- EXERCISE TASK:
Write out every line below that includes the word "Возраст".

Chart and figure data
----

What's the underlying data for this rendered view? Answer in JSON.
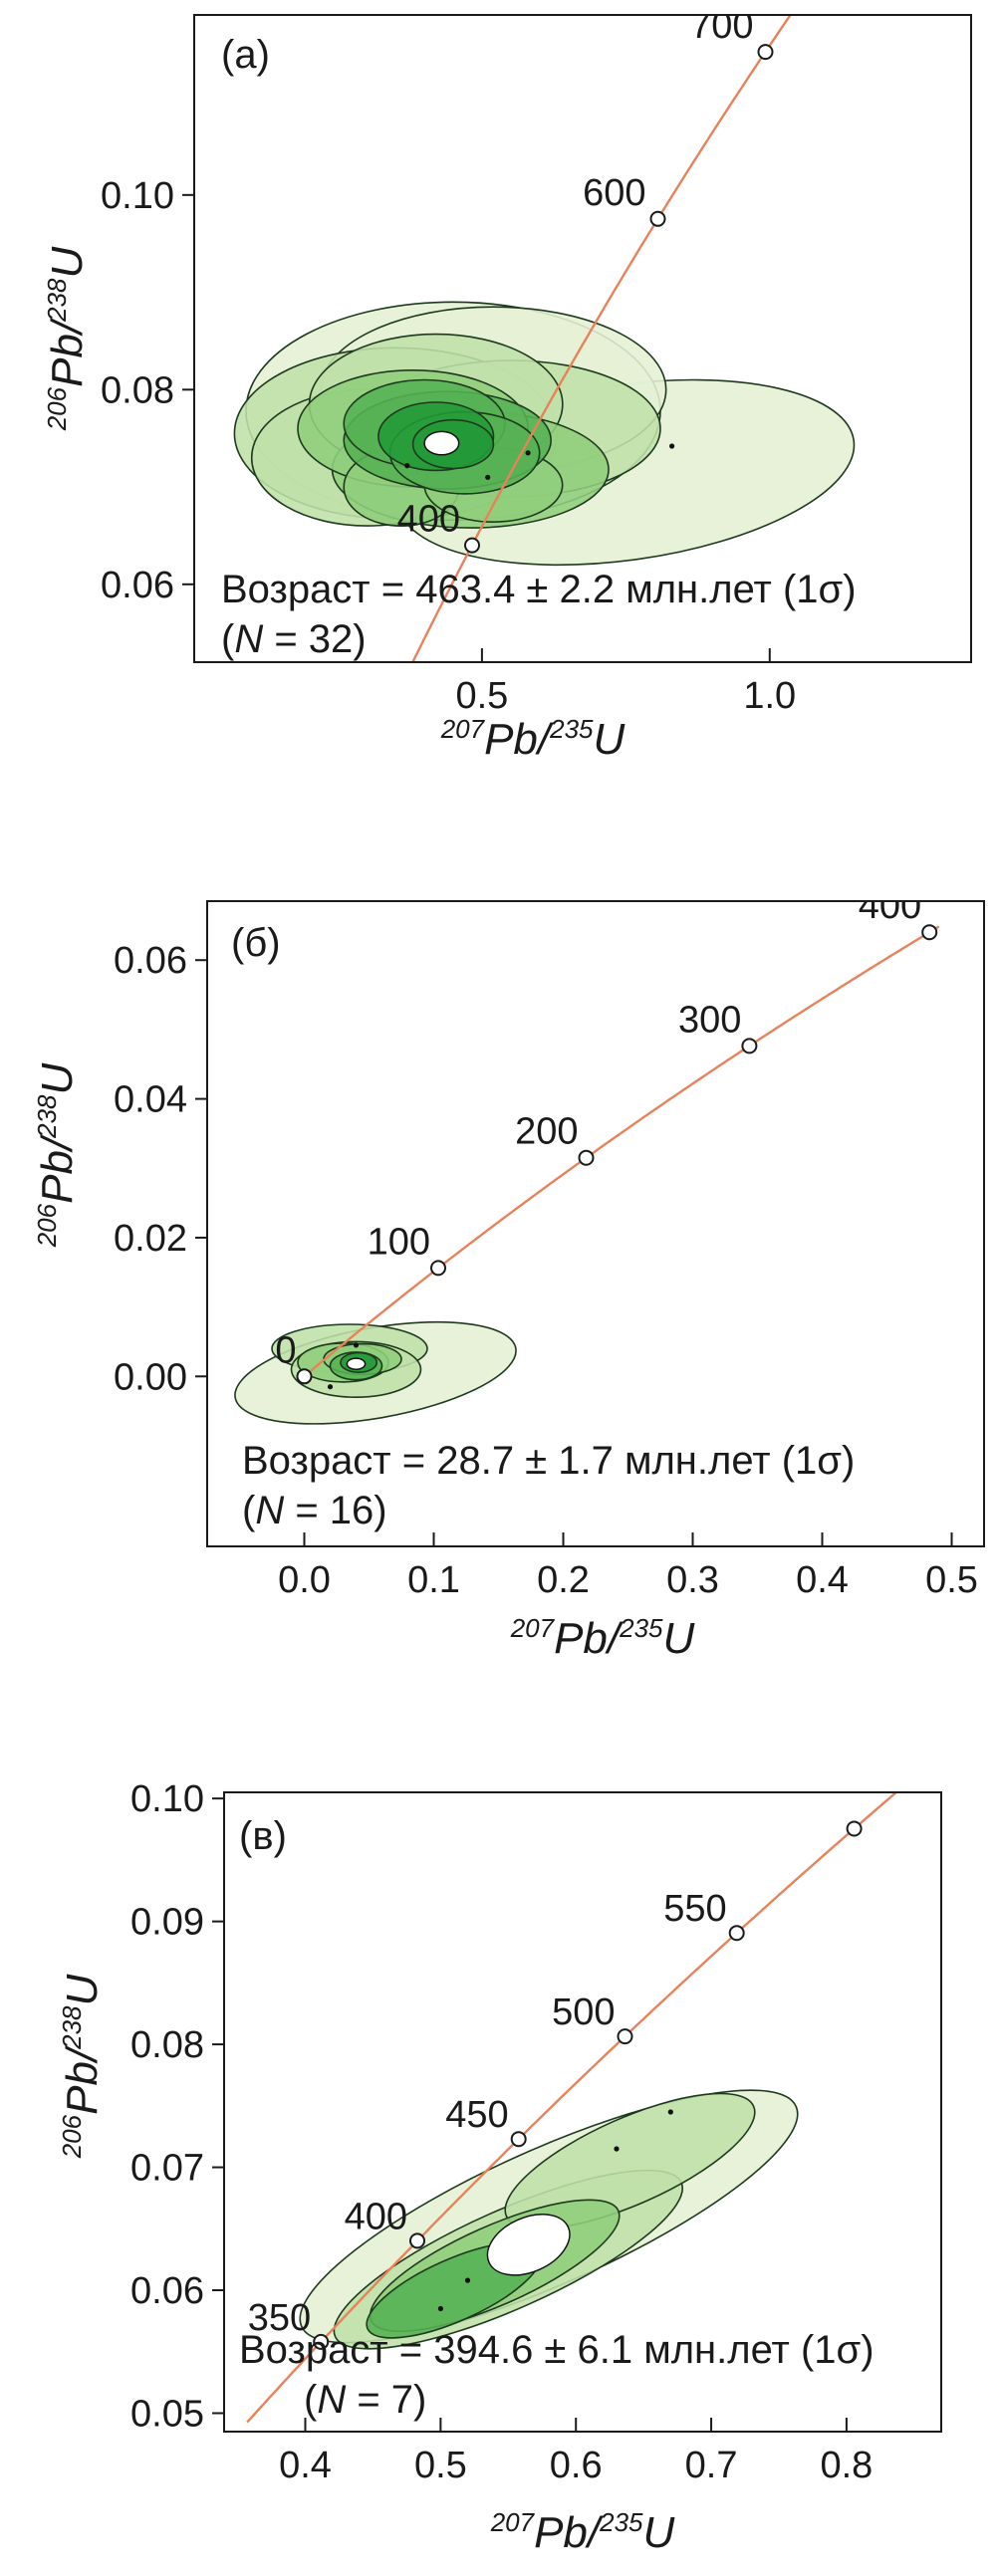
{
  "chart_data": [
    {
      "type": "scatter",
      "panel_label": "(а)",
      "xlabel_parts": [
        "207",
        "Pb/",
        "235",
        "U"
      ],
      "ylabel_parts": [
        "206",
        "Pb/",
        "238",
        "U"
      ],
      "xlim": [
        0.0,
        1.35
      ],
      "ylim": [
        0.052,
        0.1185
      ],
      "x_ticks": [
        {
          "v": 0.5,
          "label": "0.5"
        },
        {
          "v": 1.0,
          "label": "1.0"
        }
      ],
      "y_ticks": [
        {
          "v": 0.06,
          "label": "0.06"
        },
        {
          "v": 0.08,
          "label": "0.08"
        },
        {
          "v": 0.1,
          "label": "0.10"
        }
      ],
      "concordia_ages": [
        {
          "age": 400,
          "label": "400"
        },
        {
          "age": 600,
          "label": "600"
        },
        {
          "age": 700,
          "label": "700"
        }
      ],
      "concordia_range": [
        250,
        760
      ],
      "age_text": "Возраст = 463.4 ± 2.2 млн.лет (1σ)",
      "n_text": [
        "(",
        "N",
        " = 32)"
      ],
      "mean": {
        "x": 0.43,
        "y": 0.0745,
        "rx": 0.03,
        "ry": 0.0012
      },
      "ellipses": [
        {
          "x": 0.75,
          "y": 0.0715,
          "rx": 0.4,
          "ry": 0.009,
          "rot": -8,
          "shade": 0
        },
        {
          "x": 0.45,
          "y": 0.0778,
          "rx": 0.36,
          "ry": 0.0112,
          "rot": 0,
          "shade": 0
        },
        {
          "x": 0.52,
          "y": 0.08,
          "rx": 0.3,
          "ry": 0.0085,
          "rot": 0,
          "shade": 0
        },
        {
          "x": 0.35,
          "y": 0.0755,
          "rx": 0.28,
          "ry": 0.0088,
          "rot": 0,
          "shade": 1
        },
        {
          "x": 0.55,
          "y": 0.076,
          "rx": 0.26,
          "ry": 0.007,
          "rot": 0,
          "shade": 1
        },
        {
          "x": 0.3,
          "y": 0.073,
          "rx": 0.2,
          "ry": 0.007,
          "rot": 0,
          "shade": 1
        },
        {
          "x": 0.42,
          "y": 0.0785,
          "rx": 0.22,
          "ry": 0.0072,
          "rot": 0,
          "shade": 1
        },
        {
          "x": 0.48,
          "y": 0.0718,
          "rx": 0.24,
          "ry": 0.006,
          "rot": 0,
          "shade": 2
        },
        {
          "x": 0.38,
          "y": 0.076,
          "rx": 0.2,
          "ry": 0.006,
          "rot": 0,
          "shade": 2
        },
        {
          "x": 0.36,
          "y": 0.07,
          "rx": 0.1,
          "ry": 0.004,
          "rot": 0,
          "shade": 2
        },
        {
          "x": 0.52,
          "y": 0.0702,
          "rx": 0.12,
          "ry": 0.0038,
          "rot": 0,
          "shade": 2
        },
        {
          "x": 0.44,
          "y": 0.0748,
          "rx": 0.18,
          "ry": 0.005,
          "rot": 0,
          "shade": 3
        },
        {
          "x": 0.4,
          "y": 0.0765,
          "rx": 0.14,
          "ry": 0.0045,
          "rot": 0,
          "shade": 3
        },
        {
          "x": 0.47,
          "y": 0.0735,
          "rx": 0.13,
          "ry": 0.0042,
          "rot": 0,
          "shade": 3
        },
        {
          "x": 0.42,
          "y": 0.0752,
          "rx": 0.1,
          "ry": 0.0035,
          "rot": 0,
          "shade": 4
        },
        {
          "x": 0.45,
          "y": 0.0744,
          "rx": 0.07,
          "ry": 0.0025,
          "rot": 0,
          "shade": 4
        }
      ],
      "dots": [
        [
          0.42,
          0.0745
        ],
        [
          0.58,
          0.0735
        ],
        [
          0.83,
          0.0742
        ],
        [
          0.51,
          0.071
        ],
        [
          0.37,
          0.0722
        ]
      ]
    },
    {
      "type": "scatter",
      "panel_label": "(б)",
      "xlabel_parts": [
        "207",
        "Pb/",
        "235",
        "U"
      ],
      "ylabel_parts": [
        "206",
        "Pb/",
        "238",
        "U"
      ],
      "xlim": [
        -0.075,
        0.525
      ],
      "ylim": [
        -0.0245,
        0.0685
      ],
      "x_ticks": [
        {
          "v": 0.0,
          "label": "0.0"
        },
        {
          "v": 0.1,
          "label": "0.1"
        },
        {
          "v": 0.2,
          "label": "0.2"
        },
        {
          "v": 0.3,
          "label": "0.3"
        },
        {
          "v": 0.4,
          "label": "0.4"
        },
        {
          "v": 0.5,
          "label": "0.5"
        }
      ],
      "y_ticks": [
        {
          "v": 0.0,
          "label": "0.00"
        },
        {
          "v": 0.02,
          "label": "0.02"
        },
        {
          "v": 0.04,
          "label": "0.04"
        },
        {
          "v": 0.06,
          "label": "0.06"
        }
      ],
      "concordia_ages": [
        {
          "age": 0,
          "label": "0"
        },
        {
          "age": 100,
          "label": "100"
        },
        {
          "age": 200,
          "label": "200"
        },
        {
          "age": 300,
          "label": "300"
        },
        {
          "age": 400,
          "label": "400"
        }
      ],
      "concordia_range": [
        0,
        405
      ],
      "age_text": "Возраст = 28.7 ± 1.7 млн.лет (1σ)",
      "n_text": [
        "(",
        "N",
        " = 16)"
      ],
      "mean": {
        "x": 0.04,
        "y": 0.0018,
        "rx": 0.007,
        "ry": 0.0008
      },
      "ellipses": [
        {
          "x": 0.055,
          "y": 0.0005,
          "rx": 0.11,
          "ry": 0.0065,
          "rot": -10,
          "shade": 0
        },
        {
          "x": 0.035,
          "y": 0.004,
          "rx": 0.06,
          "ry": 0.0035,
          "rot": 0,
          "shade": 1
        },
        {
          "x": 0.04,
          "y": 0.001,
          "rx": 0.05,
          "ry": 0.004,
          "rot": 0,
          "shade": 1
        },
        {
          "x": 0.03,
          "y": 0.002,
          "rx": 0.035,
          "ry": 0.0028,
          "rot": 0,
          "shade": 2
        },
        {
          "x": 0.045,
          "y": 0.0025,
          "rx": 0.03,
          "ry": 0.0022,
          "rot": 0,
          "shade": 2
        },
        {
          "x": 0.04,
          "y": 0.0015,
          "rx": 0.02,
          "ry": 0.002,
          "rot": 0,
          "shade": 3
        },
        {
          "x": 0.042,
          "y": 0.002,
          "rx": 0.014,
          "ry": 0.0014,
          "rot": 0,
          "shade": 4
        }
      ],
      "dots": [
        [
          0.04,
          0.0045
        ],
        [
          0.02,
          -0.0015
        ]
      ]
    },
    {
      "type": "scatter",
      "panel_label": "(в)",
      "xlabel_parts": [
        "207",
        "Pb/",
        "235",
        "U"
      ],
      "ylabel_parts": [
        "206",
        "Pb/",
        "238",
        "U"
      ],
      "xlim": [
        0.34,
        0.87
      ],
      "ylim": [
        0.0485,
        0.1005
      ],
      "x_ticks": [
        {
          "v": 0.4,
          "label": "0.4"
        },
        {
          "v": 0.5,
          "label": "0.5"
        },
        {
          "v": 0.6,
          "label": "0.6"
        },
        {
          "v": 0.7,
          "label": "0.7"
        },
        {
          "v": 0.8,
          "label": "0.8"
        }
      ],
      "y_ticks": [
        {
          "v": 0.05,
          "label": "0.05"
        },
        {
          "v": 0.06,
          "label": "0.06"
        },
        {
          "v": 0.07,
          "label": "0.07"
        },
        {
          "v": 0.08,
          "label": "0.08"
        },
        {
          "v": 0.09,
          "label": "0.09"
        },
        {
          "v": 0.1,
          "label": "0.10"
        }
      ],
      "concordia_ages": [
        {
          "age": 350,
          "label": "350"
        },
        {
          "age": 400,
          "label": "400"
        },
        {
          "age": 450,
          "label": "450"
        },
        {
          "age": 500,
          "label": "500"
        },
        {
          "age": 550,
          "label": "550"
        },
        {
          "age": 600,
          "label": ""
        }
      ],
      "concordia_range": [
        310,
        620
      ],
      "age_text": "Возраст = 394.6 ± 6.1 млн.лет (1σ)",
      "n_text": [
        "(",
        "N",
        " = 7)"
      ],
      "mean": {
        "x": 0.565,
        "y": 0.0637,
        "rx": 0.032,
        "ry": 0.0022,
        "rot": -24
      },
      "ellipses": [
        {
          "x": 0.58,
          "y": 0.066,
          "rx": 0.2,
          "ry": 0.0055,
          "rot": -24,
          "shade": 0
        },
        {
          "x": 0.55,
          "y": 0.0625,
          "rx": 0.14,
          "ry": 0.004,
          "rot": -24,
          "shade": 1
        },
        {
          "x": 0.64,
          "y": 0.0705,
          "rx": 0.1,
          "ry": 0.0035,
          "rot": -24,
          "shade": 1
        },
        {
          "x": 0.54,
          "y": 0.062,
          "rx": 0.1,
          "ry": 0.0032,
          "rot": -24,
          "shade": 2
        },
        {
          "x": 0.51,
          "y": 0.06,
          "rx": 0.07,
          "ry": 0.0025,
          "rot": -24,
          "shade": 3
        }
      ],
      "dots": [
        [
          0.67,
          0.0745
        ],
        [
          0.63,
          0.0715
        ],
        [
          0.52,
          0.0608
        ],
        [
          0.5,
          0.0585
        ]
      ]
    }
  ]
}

----

- TASK SOLUTION:
      "age_text": "Возраст = 463.4 ± 2.2 млн.лет (1σ)",
      "age_text": "Возраст = 28.7 ± 1.7 млн.лет (1σ)",
      "age_text": "Возраст = 394.6 ± 6.1 млн.лет (1σ)",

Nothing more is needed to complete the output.